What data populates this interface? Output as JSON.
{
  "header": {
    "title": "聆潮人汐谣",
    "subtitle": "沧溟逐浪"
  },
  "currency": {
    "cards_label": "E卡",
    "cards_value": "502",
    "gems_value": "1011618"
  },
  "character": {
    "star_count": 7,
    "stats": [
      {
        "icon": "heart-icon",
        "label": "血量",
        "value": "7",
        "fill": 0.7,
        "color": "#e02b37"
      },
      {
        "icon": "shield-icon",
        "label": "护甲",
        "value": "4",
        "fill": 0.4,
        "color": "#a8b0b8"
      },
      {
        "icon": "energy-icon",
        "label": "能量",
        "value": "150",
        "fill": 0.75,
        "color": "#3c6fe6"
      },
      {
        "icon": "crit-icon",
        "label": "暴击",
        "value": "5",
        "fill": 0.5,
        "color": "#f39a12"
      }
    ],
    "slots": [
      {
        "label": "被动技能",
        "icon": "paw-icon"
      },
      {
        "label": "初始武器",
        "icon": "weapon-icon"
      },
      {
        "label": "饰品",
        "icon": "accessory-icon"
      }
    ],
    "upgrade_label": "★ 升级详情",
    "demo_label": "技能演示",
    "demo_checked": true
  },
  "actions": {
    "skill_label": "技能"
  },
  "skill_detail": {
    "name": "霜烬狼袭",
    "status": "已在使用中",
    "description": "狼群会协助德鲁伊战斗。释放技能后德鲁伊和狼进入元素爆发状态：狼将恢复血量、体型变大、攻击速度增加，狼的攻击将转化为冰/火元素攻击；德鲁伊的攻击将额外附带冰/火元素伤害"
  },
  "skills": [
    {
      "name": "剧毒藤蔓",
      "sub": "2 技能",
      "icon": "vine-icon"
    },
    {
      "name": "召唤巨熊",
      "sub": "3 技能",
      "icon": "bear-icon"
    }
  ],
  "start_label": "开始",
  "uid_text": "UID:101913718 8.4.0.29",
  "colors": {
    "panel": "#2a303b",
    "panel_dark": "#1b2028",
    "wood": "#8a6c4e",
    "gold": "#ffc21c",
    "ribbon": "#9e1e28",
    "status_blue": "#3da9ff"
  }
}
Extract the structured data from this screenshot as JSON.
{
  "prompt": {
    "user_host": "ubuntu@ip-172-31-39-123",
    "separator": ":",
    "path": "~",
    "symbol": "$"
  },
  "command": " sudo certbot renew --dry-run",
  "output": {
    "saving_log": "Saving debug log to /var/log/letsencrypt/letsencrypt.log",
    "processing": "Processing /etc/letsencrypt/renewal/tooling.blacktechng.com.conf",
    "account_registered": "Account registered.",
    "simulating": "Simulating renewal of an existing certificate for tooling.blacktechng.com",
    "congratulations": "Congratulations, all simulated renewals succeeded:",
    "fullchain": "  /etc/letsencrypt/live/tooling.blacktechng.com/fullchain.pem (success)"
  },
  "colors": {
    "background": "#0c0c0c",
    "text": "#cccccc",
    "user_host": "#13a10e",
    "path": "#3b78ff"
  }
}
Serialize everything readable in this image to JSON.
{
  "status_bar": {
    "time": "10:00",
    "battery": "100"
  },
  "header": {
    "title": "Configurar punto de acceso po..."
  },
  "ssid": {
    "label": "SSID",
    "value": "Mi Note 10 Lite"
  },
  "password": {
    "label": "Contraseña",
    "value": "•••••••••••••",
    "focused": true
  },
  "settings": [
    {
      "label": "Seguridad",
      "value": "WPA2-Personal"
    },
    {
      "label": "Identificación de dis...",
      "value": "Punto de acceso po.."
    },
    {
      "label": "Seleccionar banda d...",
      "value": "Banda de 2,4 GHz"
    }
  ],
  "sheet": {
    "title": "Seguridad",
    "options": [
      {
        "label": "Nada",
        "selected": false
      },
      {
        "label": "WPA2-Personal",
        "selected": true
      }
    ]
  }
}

■ Task details: Write each line above out exactly.

■ Full answer:
What data populates this interface? Output as JSON.
{
  "header": {
    "title": "聆潮人汐谣",
    "subtitle": "沧溟逐浪"
  },
  "currency": {
    "cards_label": "E卡",
    "cards_value": "502",
    "gems_value": "1011618"
  },
  "character": {
    "star_count": 7,
    "stats": [
      {
        "icon": "heart-icon",
        "label": "血量",
        "value": "7",
        "fill": 0.7,
        "color": "#e02b37"
      },
      {
        "icon": "shield-icon",
        "label": "护甲",
        "value": "4",
        "fill": 0.4,
        "color": "#a8b0b8"
      },
      {
        "icon": "energy-icon",
        "label": "能量",
        "value": "150",
        "fill": 0.75,
        "color": "#3c6fe6"
      },
      {
        "icon": "crit-icon",
        "label": "暴击",
        "value": "5",
        "fill": 0.5,
        "color": "#f39a12"
      }
    ],
    "slots": [
      {
        "label": "被动技能",
        "icon": "paw-icon"
      },
      {
        "label": "初始武器",
        "icon": "weapon-icon"
      },
      {
        "label": "饰品",
        "icon": "accessory-icon"
      }
    ],
    "upgrade_label": "★ 升级详情",
    "demo_label": "技能演示",
    "demo_checked": true
  },
  "actions": {
    "skill_label": "技能"
  },
  "skill_detail": {
    "name": "霜烬狼袭",
    "status": "已在使用中",
    "description": "狼群会协助德鲁伊战斗。释放技能后德鲁伊和狼进入元素爆发状态：狼将恢复血量、体型变大、攻击速度增加，狼的攻击将转化为冰/火元素攻击；德鲁伊的攻击将额外附带冰/火元素伤害"
  },
  "skills": [
    {
      "name": "剧毒藤蔓",
      "sub": "2 技能",
      "icon": "vine-icon"
    },
    {
      "name": "召唤巨熊",
      "sub": "3 技能",
      "icon": "bear-icon"
    }
  ],
  "start_label": "开始",
  "uid_text": "UID:101913718 8.4.0.29",
  "colors": {
    "panel": "#2a303b",
    "panel_dark": "#1b2028",
    "wood": "#8a6c4e",
    "gold": "#ffc21c",
    "ribbon": "#9e1e28",
    "status_blue": "#3da9ff"
  }
}
Extract the structured data from this screenshot as JSON.
{
  "prompt": {
    "user_host": "ubuntu@ip-172-31-39-123",
    "separator": ":",
    "path": "~",
    "symbol": "$"
  },
  "command": " sudo certbot renew --dry-run",
  "output": {
    "saving_log": "Saving debug log to /var/log/letsencrypt/letsencrypt.log",
    "processing": "Processing /etc/letsencrypt/renewal/tooling.blacktechng.com.conf",
    "account_registered": "Account registered.",
    "simulating": "Simulating renewal of an existing certificate for tooling.blacktechng.com",
    "congratulations": "Congratulations, all simulated renewals succeeded:",
    "fullchain": "  /etc/letsencrypt/live/tooling.blacktechng.com/fullchain.pem (success)"
  },
  "colors": {
    "background": "#0c0c0c",
    "text": "#cccccc",
    "user_host": "#13a10e",
    "path": "#3b78ff"
  }
}
Serialize everything readable in this image to JSON.
{
  "status_bar": {
    "time": "10:00",
    "battery": "100"
  },
  "header": {
    "title": "Configurar punto de acceso po..."
  },
  "ssid": {
    "label": "SSID",
    "value": "Mi Note 10 Lite"
  },
  "password": {
    "label": "Contraseña",
    "value": "•••••••••••••",
    "focused": true
  },
  "settings": [
    {
      "label": "Seguridad",
      "value": "WPA2-Personal"
    },
    {
      "label": "Identificación de dis...",
      "value": "Punto de acceso po.."
    },
    {
      "label": "Seleccionar banda d...",
      "value": "Banda de 2,4 GHz"
    }
  ],
  "sheet": {
    "title": "Seguridad",
    "options": [
      {
        "label": "Nada",
        "selected": false
      },
      {
        "label": "WPA2-Personal",
        "selected": true
      }
    ]
  }
}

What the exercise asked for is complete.